─── SUPPLIED INFORMATION ───
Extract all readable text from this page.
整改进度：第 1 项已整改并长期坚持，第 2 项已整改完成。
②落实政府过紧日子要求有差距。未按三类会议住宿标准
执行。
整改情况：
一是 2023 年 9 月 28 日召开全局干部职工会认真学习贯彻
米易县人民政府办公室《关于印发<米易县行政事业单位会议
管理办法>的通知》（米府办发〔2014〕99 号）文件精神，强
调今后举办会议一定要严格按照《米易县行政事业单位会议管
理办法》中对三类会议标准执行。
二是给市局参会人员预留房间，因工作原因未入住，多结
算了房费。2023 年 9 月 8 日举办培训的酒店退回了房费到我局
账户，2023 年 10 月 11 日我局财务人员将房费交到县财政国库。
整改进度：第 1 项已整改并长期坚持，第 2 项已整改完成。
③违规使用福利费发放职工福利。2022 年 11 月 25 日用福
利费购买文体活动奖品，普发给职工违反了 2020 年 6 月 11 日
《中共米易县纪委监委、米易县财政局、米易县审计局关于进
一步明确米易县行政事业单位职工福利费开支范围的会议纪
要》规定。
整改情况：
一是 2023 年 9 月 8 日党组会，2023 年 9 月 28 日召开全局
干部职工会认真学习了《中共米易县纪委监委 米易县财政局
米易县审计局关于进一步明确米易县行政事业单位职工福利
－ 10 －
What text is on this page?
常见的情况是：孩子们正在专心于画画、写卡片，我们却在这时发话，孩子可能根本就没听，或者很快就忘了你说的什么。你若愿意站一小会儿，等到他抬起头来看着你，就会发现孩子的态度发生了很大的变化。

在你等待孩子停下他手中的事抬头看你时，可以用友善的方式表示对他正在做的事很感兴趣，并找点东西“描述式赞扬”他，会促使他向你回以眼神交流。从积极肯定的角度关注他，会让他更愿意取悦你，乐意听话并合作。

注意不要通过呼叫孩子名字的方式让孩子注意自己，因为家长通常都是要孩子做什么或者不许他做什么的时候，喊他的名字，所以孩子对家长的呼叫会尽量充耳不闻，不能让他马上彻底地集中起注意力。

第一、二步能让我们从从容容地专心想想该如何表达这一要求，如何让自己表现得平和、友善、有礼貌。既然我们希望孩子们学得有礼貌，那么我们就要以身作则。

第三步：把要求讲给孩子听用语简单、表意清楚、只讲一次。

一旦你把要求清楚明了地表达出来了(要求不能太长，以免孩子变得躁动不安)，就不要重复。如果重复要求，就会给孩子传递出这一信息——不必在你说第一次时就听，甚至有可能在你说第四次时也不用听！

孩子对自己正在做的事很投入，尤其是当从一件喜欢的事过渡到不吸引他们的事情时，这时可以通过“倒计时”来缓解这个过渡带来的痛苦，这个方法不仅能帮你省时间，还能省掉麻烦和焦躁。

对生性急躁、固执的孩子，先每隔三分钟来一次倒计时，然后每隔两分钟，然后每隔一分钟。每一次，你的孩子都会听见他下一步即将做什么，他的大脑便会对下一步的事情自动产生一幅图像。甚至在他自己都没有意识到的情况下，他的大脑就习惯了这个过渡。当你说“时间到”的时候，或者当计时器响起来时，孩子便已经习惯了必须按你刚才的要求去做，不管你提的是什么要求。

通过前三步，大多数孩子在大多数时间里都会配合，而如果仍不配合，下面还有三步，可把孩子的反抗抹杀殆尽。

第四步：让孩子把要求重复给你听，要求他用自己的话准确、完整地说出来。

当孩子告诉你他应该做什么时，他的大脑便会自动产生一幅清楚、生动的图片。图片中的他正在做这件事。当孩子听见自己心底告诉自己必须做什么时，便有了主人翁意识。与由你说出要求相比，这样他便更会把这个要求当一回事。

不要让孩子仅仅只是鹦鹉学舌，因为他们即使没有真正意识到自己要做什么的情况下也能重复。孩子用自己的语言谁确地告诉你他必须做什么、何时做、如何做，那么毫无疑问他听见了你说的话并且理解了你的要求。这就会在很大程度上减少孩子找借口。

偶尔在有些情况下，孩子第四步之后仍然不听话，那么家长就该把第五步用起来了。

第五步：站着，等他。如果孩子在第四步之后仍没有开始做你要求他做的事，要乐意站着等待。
───
WHAT NEEDS TO BE DONE ▸ In the records above, find each line that holds the word "this"; copy all such lines.

FINAL RESULT ▸
Extract all readable text from this page.
What text is on this page?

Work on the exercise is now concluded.